Collected data entries

===

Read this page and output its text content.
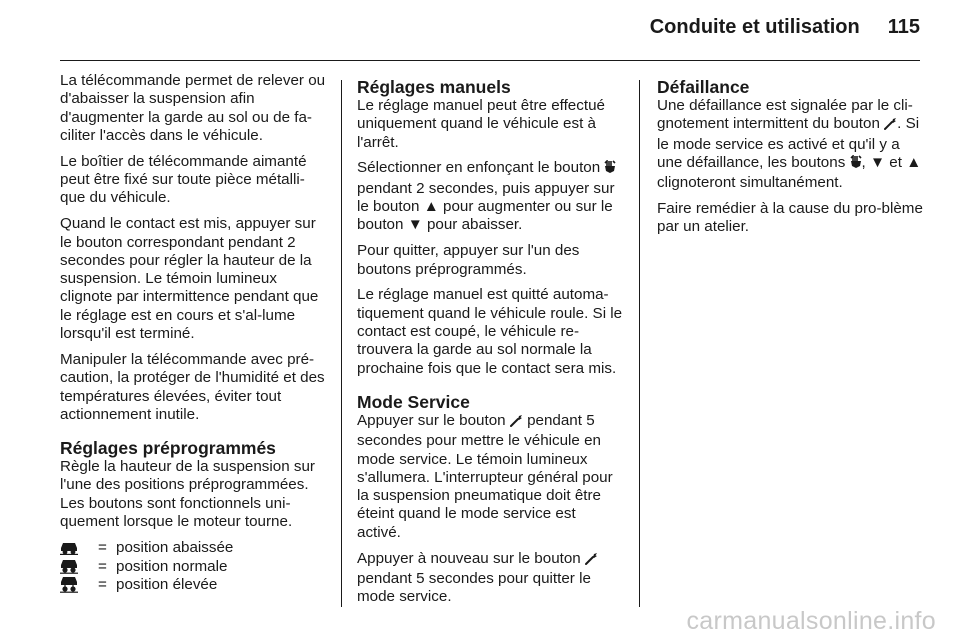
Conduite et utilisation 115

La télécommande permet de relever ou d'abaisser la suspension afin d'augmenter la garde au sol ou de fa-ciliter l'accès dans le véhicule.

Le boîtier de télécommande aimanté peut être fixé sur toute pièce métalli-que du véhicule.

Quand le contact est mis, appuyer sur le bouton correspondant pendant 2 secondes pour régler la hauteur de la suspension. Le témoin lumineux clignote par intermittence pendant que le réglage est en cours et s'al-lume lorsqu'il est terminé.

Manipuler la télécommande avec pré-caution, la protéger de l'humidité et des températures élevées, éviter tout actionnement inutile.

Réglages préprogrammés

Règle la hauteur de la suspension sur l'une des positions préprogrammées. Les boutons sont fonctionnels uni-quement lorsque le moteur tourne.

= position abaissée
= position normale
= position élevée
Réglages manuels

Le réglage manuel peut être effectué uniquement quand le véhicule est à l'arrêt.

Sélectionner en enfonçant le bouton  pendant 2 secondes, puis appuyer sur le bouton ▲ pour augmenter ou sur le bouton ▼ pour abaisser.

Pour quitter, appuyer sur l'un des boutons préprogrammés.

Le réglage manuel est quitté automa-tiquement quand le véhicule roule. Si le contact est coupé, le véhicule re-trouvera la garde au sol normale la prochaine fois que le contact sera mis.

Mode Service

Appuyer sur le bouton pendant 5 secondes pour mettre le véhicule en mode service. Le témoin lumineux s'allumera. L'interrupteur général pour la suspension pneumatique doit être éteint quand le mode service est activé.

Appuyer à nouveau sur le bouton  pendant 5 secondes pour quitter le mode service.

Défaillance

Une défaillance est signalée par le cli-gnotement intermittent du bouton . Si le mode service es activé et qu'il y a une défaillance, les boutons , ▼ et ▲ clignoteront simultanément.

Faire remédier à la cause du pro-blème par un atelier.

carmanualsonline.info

===

### Task
In the entries above, find each line with the word "secondes" and copy it.

### Exercise response
Quand le contact est mis, appuyer sur le bouton correspondant pendant 2 secondes pour régler la hauteur de la suspension. Le témoin lumineux clignote par intermittence pendant que le réglage est en cours et s'al-lume lorsqu'il est terminé.
Sélectionner en enfonçant le bouton  pendant 2 secondes, puis appuyer sur le bouton ▲ pour augmenter ou sur le bouton ▼ pour abaisser.
Appuyer sur le bouton pendant 5 secondes pour mettre le véhicule en mode service. Le témoin lumineux s'allumera. L'interrupteur général pour la suspension pneumatique doit être éteint quand le mode service est activé.
Appuyer à nouveau sur le bouton  pendant 5 secondes pour quitter le mode service.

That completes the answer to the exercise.